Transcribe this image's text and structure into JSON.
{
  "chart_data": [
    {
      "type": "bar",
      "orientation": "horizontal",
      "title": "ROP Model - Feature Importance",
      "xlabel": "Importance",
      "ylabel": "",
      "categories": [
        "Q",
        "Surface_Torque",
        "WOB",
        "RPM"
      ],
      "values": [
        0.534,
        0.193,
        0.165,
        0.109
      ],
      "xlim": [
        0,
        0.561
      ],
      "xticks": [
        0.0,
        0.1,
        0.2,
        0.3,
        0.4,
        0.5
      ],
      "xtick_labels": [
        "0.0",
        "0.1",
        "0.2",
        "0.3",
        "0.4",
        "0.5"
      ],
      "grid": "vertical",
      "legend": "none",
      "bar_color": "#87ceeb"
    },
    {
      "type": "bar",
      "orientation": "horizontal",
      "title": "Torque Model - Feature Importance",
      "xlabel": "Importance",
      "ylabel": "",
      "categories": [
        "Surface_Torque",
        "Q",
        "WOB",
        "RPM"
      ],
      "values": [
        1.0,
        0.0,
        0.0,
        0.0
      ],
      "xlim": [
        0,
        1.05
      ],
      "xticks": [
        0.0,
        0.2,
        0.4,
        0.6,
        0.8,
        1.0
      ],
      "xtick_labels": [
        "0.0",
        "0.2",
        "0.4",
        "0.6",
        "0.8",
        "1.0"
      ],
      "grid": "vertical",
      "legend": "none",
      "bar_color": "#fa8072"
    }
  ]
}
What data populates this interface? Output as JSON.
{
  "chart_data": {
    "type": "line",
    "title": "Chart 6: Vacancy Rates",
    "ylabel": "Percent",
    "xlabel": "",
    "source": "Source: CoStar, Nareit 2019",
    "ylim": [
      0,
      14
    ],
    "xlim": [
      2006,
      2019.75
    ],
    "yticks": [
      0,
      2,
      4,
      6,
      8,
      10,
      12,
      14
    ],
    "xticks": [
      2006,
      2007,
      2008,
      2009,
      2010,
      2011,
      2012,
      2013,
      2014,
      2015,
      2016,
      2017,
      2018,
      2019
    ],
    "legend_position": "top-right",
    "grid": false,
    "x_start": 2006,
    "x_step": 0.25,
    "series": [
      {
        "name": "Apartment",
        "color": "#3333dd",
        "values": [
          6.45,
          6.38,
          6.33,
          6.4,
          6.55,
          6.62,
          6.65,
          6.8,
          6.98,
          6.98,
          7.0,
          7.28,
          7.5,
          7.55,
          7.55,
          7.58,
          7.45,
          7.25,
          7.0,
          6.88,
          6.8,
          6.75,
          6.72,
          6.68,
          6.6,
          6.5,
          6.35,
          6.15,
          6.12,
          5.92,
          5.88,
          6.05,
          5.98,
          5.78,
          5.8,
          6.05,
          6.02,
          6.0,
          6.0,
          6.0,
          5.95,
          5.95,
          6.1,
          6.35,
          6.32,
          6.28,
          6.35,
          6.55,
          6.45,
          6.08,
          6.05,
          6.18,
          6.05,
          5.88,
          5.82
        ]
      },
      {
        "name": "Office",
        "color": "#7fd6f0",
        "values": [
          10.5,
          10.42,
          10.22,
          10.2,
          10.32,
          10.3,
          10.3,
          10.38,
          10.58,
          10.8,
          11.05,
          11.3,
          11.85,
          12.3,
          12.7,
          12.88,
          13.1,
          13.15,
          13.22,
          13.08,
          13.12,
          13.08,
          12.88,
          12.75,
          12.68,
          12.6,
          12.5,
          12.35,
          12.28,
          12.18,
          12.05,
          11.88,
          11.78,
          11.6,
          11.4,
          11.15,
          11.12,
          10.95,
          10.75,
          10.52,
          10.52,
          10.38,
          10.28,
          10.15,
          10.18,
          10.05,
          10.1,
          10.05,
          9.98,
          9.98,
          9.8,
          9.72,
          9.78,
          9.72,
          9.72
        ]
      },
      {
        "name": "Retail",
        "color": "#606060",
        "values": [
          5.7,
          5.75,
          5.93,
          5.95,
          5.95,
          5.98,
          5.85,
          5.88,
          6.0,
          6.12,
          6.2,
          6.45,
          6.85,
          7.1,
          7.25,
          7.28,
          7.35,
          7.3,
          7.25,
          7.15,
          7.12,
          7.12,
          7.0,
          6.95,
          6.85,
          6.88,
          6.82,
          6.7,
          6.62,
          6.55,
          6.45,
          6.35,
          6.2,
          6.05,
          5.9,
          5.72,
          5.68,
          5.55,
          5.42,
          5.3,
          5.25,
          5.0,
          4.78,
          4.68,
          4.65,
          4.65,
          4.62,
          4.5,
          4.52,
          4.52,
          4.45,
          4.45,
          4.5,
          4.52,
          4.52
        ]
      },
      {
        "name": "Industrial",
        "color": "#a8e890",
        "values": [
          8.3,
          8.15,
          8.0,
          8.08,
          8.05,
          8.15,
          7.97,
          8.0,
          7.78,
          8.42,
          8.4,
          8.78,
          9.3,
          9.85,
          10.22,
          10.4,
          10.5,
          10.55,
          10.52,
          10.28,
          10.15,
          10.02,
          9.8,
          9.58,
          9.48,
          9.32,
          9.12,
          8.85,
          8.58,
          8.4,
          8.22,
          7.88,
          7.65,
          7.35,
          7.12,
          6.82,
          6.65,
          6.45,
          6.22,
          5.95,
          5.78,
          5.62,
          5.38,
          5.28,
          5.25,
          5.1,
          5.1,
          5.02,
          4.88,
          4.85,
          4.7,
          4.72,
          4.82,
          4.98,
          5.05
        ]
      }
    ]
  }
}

_Written task_.
List every line above that holds the word "name".

_Solution to this exercise_.
        "name": "Apartment",
        "name": "Office",
        "name": "Retail",
        "name": "Industrial",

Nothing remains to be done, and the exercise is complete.